TRY IT ->
Gather each line of the entries below that includes "name".
**** RECORDS SUPPLIED
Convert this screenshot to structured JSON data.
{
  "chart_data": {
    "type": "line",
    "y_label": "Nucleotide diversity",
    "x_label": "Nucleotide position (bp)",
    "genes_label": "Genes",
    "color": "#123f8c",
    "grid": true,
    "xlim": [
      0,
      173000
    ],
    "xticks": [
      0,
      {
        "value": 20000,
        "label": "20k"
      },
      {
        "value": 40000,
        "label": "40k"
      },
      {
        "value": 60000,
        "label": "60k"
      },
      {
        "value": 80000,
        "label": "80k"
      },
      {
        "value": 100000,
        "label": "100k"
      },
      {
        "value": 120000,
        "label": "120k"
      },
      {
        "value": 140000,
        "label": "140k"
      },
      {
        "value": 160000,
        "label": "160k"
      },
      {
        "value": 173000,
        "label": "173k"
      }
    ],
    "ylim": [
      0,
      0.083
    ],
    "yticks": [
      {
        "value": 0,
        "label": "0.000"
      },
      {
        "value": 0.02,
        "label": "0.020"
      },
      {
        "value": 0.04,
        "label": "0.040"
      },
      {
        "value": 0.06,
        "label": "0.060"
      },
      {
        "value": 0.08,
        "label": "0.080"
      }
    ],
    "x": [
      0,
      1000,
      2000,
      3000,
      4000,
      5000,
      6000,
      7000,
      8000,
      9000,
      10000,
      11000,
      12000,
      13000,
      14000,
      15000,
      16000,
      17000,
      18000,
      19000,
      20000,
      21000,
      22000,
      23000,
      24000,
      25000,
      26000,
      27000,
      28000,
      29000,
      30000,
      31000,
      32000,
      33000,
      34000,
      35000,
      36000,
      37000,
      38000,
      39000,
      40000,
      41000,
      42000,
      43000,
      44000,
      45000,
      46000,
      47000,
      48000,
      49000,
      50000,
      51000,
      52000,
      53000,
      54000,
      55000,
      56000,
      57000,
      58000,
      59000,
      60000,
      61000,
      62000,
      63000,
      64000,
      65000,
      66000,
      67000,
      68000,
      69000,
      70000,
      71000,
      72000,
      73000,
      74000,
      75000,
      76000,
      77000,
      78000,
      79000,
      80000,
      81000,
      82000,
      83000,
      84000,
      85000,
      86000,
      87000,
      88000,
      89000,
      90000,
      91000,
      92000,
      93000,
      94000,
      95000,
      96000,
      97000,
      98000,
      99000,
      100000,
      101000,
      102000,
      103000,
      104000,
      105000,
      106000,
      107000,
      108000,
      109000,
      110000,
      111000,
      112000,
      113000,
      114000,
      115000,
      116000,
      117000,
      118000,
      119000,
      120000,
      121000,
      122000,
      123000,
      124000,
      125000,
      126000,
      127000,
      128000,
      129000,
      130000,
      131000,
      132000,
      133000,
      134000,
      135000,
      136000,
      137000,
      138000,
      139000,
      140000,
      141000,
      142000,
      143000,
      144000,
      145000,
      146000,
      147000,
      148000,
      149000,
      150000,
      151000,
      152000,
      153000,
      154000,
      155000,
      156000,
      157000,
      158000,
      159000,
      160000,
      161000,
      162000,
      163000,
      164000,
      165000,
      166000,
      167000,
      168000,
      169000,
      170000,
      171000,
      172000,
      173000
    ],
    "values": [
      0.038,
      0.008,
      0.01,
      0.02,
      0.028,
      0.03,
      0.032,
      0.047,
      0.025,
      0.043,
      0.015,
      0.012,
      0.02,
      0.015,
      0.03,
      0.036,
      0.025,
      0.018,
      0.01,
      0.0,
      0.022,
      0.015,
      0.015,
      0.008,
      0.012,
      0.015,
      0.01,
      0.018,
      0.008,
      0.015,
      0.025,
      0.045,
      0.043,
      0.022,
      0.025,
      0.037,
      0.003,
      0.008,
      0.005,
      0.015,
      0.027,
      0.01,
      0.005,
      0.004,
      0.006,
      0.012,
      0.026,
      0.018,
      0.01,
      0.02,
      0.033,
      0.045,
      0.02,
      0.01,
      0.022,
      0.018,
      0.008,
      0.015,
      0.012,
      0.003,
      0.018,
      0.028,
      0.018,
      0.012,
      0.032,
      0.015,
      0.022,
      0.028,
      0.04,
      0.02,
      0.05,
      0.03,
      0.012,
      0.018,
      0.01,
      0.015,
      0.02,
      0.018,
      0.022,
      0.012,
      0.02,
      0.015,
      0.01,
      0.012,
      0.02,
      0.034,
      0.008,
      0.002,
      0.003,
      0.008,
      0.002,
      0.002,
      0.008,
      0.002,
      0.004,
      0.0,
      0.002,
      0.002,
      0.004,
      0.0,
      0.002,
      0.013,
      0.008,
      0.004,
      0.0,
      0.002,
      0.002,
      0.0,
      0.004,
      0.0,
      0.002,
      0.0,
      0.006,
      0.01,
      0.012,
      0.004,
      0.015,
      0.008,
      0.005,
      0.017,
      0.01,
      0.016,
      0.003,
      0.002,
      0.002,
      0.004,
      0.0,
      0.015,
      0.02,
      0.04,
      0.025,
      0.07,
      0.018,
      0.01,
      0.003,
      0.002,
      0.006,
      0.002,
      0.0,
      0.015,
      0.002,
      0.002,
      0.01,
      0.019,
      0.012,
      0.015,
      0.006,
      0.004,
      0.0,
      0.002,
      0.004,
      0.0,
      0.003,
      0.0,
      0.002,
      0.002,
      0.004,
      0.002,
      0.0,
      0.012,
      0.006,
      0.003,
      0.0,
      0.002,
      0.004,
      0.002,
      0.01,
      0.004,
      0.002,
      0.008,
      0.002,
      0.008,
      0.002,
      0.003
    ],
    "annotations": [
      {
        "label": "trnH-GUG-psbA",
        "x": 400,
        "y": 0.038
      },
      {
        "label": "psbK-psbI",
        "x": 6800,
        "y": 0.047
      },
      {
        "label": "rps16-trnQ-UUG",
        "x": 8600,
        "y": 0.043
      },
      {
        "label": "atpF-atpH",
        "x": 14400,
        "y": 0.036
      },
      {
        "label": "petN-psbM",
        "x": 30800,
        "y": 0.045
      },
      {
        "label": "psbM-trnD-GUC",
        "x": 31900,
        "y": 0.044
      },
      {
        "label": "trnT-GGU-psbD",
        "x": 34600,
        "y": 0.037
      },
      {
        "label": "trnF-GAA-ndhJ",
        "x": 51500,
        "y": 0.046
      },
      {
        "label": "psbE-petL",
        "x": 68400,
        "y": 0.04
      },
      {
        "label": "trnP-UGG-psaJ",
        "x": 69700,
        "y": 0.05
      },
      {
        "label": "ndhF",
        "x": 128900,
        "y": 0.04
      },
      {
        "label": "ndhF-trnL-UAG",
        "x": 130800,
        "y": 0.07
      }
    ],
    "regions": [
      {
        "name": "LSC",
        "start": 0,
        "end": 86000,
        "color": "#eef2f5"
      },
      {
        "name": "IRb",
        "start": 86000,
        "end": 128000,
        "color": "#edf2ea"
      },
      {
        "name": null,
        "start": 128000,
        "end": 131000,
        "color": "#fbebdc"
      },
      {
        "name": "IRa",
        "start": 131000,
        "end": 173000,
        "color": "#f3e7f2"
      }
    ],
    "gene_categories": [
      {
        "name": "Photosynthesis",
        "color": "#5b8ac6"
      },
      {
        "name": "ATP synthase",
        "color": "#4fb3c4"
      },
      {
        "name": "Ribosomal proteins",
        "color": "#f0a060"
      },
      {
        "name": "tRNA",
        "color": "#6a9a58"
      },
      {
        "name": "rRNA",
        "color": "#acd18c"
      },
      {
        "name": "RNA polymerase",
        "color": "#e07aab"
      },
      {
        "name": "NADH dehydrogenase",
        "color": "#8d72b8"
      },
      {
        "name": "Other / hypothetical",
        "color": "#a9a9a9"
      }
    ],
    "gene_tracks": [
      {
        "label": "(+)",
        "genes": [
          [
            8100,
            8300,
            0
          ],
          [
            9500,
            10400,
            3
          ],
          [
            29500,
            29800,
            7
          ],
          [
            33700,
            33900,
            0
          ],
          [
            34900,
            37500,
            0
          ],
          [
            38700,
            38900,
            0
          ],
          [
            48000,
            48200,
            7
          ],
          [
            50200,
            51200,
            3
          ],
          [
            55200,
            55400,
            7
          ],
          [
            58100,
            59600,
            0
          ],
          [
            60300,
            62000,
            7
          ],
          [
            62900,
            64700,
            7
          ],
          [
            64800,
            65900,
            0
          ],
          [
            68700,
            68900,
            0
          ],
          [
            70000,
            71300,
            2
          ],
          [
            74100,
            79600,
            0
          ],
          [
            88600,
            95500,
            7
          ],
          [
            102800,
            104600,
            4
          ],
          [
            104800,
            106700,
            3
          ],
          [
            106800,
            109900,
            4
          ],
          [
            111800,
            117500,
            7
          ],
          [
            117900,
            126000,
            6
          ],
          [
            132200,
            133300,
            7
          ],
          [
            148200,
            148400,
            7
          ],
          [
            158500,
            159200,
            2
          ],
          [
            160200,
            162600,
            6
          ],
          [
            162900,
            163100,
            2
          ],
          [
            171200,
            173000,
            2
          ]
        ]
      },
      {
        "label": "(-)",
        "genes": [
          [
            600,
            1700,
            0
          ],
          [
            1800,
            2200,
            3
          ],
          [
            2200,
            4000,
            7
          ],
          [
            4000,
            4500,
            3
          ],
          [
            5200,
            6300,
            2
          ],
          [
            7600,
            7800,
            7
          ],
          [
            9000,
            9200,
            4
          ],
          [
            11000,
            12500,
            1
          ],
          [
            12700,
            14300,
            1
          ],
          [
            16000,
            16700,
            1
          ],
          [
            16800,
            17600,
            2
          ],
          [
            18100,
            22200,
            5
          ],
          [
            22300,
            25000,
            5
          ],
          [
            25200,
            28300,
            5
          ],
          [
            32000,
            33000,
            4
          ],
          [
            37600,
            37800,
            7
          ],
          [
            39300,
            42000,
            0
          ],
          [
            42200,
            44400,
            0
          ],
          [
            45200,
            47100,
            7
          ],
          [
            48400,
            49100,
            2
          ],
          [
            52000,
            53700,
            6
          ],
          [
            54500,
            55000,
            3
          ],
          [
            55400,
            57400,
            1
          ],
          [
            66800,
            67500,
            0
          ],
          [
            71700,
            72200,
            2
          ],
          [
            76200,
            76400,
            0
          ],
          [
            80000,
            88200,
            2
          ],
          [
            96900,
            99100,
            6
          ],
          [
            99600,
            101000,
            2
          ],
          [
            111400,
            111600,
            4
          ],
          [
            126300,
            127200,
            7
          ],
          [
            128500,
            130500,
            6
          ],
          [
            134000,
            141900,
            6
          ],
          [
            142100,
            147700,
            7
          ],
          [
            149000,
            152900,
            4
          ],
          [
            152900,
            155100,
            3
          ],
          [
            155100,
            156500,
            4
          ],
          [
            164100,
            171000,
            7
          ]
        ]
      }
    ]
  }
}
********
EXERCISE ANSWER ->
        "name": "LSC",
        "name": "IRb",
        "name": null,
        "name": "IRa",
        "name": "Photosynthesis",
        "name": "ATP synthase",
        "name": "Ribosomal proteins",
        "name": "tRNA",
        "name": "rRNA",
        "name": "RNA polymerase",
        "name": "NADH dehydrogenase",
        "name": "Other / hypothetical",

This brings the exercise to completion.